## Exercise task:
Pull out every line containing the string "Headline".

[Dataset excerpt]
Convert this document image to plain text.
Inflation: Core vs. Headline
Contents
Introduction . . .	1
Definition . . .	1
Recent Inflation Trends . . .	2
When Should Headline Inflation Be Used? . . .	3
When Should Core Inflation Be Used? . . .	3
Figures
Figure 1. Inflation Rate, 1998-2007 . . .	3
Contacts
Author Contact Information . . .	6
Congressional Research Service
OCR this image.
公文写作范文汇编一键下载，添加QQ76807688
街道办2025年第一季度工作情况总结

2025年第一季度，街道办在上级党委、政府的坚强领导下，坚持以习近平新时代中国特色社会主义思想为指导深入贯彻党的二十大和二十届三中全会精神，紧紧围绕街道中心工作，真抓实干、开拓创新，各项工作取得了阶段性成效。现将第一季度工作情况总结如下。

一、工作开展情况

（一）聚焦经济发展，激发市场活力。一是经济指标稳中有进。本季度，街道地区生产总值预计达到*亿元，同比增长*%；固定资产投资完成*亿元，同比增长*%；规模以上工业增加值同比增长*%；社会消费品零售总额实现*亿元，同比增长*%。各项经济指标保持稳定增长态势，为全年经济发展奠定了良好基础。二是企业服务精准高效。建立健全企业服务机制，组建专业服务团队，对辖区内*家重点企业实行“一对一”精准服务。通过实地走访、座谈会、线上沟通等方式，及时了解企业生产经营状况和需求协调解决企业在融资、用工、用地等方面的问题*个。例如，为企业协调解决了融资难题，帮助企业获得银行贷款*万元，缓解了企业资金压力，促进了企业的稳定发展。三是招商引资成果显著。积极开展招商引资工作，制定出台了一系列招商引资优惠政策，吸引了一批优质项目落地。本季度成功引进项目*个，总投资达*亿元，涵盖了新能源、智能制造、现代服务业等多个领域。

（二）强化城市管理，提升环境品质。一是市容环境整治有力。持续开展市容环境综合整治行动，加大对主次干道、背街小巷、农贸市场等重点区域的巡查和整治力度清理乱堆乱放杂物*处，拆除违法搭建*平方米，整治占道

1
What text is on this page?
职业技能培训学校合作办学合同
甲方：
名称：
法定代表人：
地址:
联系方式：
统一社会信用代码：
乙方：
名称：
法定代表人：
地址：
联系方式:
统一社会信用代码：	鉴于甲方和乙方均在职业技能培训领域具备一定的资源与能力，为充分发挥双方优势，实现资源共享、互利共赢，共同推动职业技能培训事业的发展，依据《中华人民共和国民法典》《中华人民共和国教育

## Answer to the problem:
Inflation: Core vs. Headline
When Should Headline Inflation Be Used? . . .	3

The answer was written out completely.